____ DATA SUPPLIED

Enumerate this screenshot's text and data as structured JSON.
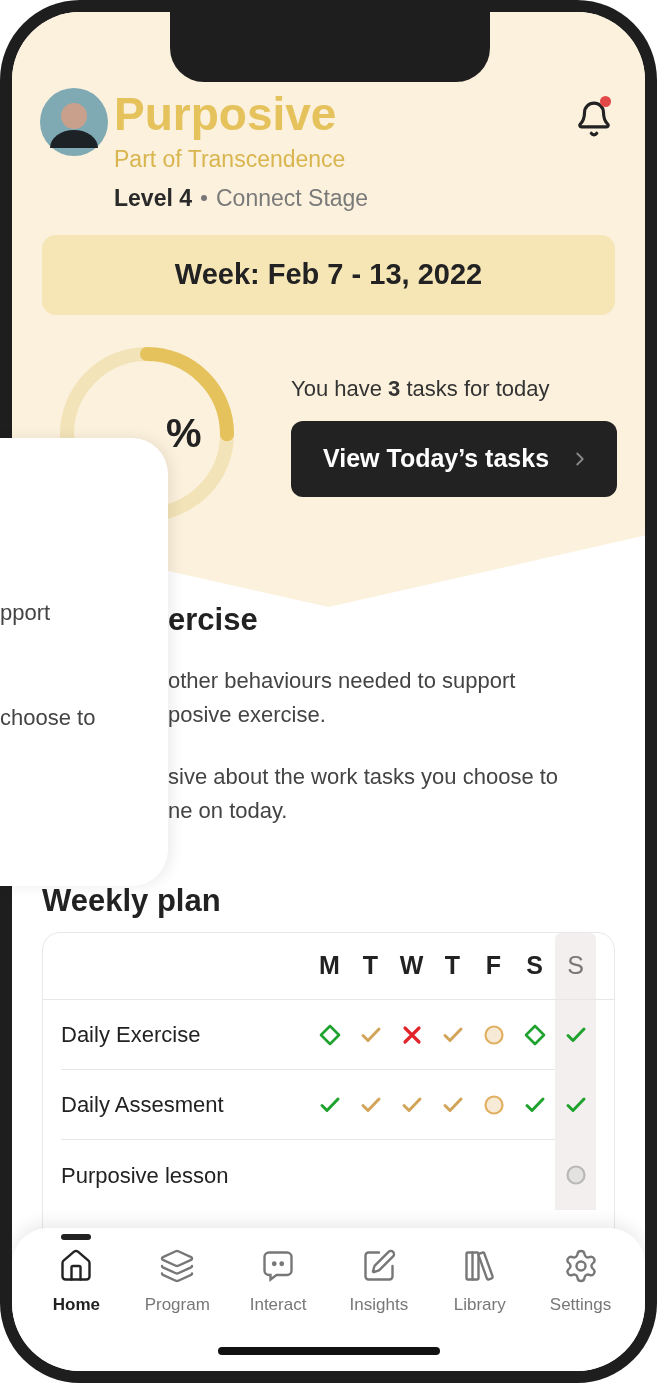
{
  "header": {
    "title": "Purposive",
    "subtitle": "Part of Transcendence",
    "level": "Level 4",
    "stage": "Connect Stage",
    "notification": true
  },
  "week": "Week: Feb 7 - 13, 2022",
  "progress": {
    "level": 0.25,
    "text": "%"
  },
  "tasks": {
    "text": "You have **3** tasks for today",
    "button": "View Today’s tasks"
  },
  "exercise": {
    "heading": "ercise",
    "paragraphs": [
      "other behaviours needed to support",
      "posive exercise.",
      "sive about the work tasks you choose to",
      "ne on today."
    ]
  },
  "overlay_card": {
    "lines": [
      "pport",
      "choose to"
    ]
  },
  "weekly_plan": {
    "heading": "Weekly plan",
    "days": [
      {
        "label": "M",
        "selected": false
      },
      {
        "label": "T",
        "selected": false
      },
      {
        "label": "W",
        "selected": false
      },
      {
        "label": "T",
        "selected": false
      },
      {
        "label": "F",
        "selected": false
      },
      {
        "label": "S",
        "selected": false
      },
      {
        "label": "S",
        "selected": true
      }
    ],
    "rows": [
      {
        "label": "Daily Exercise",
        "marks": [
          {
            "kind": "diamond",
            "color": "#1fa32e"
          },
          {
            "kind": "check",
            "color": "#d2a45a"
          },
          {
            "kind": "cross",
            "color": "#e0252b"
          },
          {
            "kind": "check",
            "color": "#d2a45a"
          },
          {
            "kind": "circle",
            "color": "#e0b060"
          },
          {
            "kind": "diamond",
            "color": "#1fa32e"
          },
          {
            "kind": "check",
            "color": "#1fa32e"
          }
        ]
      },
      {
        "label": "Daily Assesment",
        "marks": [
          {
            "kind": "check",
            "color": "#1fa32e"
          },
          {
            "kind": "check",
            "color": "#d2a45a"
          },
          {
            "kind": "check",
            "color": "#d2a45a"
          },
          {
            "kind": "check",
            "color": "#d2a45a"
          },
          {
            "kind": "circle",
            "color": "#e0b060"
          },
          {
            "kind": "check",
            "color": "#1fa32e"
          },
          {
            "kind": "check",
            "color": "#1fa32e"
          }
        ]
      },
      {
        "label": "Purposive lesson",
        "marks": [
          {
            "kind": "blank"
          },
          {
            "kind": "blank"
          },
          {
            "kind": "blank"
          },
          {
            "kind": "blank"
          },
          {
            "kind": "blank"
          },
          {
            "kind": "blank"
          },
          {
            "kind": "circle",
            "color": "#b8b8b8"
          }
        ]
      }
    ]
  },
  "nav": [
    {
      "label": "Home",
      "kind": "home",
      "selected": true
    },
    {
      "label": "Program",
      "kind": "layers",
      "selected": false
    },
    {
      "label": "Interact",
      "kind": "chat",
      "selected": false
    },
    {
      "label": "Insights",
      "kind": "note",
      "selected": false
    },
    {
      "label": "Library",
      "kind": "books",
      "selected": false
    },
    {
      "label": "Settings",
      "kind": "gear",
      "selected": false
    }
  ]
}
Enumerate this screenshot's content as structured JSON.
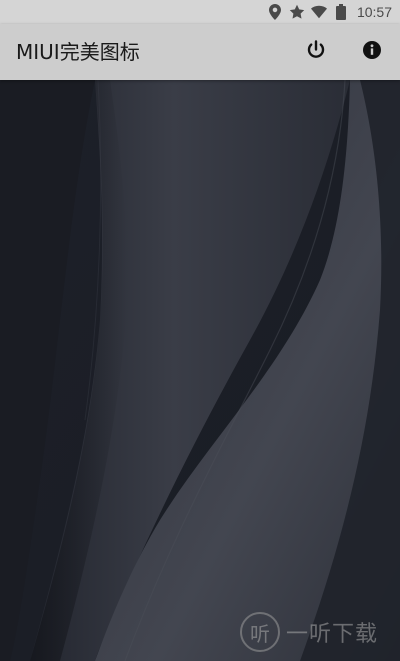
{
  "status_bar": {
    "time": "10:57",
    "icons": [
      "location-icon",
      "star-icon",
      "wifi-icon",
      "battery-icon"
    ]
  },
  "app_bar": {
    "title": "MIUI完美图标",
    "actions": [
      "power-icon",
      "info-icon"
    ]
  },
  "watermark": {
    "logo_char": "听",
    "text": "一听下载"
  },
  "colors": {
    "status_bar_bg": "#d5d5d5",
    "app_bar_bg": "#cdcdcd",
    "wallpaper_base": "#1c1f27",
    "title_text": "#1a1a1a"
  }
}
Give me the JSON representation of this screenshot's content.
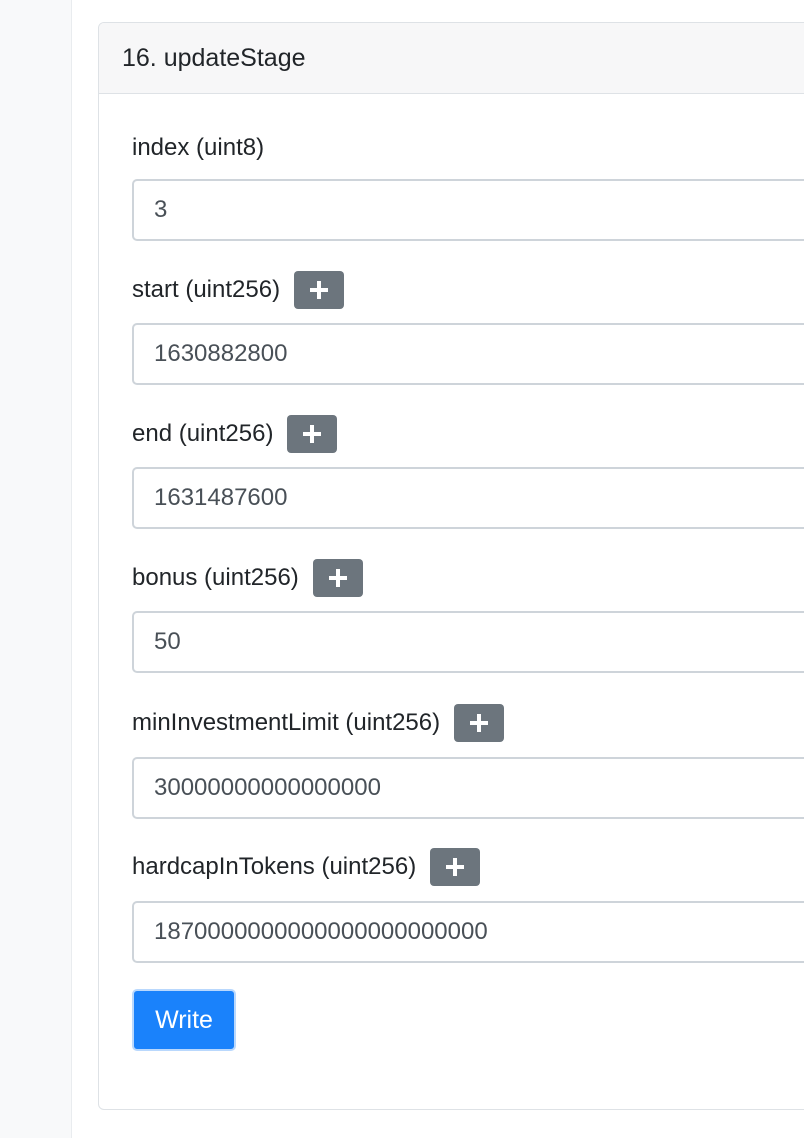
{
  "function": {
    "title": "16. updateStage",
    "write_label": "Write"
  },
  "fields": [
    {
      "label": "index (uint8)",
      "value": "3",
      "has_plus": false
    },
    {
      "label": "start (uint256)",
      "value": "1630882800",
      "has_plus": true
    },
    {
      "label": "end (uint256)",
      "value": "1631487600",
      "has_plus": true
    },
    {
      "label": "bonus (uint256)",
      "value": "50",
      "has_plus": true
    },
    {
      "label": "minInvestmentLimit (uint256)",
      "value": "30000000000000000",
      "has_plus": true
    },
    {
      "label": "hardcapInTokens (uint256)",
      "value": "1870000000000000000000000",
      "has_plus": true
    }
  ],
  "icons": {
    "plus": "plus-icon"
  },
  "colors": {
    "plus_button": "#6c757d",
    "write_button": "#1a82fb"
  }
}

________

TASK STATEMENT — Reply with the number of lines in the preceding entries that contain "structured", and no other words.

SOLUTION TO THIS TASK — 2